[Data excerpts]
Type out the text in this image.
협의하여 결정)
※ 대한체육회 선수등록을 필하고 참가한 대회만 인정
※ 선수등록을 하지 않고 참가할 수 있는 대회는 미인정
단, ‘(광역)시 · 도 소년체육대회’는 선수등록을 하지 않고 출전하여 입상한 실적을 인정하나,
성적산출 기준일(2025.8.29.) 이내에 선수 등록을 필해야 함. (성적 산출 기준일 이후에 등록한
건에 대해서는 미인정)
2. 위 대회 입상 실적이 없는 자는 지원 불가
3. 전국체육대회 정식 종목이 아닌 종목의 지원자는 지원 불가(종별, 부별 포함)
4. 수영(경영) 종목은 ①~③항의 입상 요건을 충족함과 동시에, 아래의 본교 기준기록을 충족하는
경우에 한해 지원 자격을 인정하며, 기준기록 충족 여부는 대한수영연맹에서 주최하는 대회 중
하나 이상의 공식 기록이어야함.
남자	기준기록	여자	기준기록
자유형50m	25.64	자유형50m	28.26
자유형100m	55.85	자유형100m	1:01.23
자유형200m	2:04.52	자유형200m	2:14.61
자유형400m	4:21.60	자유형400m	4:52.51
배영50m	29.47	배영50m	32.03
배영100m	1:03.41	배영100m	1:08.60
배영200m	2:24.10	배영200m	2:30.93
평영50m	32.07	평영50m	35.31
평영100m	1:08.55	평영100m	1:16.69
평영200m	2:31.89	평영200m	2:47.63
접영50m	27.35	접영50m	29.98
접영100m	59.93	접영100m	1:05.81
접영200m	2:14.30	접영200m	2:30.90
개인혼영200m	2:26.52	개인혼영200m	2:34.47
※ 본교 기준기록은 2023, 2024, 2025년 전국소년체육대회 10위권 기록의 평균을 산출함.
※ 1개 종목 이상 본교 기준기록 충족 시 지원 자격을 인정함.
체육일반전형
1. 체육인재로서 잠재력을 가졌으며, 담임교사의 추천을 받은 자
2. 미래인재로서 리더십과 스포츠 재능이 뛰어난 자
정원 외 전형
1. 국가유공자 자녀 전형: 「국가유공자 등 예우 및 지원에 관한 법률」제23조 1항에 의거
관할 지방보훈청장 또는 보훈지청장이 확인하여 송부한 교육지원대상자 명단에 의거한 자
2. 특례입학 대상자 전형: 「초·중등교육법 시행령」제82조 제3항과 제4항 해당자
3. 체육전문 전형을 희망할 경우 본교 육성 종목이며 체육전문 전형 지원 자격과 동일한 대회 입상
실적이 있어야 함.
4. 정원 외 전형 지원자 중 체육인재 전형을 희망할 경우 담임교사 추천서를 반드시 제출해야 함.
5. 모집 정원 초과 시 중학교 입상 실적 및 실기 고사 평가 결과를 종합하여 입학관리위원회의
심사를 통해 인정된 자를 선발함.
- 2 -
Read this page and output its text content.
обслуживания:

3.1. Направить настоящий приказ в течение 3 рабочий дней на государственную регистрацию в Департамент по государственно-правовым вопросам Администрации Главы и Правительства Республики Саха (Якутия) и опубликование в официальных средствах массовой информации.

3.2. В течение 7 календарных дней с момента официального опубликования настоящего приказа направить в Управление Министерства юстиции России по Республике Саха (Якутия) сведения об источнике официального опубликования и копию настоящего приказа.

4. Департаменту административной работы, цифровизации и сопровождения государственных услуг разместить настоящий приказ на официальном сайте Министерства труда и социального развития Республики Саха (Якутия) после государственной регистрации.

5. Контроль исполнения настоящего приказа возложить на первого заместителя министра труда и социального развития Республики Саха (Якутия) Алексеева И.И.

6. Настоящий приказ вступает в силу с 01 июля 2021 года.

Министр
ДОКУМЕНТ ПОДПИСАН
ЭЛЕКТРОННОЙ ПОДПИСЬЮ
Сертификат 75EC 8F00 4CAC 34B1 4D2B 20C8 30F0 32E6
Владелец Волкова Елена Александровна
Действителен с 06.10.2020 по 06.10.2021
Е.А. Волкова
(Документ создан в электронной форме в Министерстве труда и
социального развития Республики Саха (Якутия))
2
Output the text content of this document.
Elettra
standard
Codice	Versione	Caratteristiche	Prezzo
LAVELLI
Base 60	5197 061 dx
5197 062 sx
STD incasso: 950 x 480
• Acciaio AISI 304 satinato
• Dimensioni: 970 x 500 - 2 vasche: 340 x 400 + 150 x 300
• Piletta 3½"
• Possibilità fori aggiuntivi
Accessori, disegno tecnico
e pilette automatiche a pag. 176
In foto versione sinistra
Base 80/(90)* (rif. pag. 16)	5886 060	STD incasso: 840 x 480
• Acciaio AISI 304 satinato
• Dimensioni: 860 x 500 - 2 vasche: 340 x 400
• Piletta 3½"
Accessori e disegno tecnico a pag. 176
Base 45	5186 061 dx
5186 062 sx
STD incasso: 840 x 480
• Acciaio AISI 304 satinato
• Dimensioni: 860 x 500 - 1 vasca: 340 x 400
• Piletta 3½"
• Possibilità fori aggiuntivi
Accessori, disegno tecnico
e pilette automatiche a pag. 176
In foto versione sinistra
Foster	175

## [Problem requirements]
Identify the lines that hold the word "content". Copy every one of them.

## [Task answer]
Read this page and output its text content.
Output the text content of this document.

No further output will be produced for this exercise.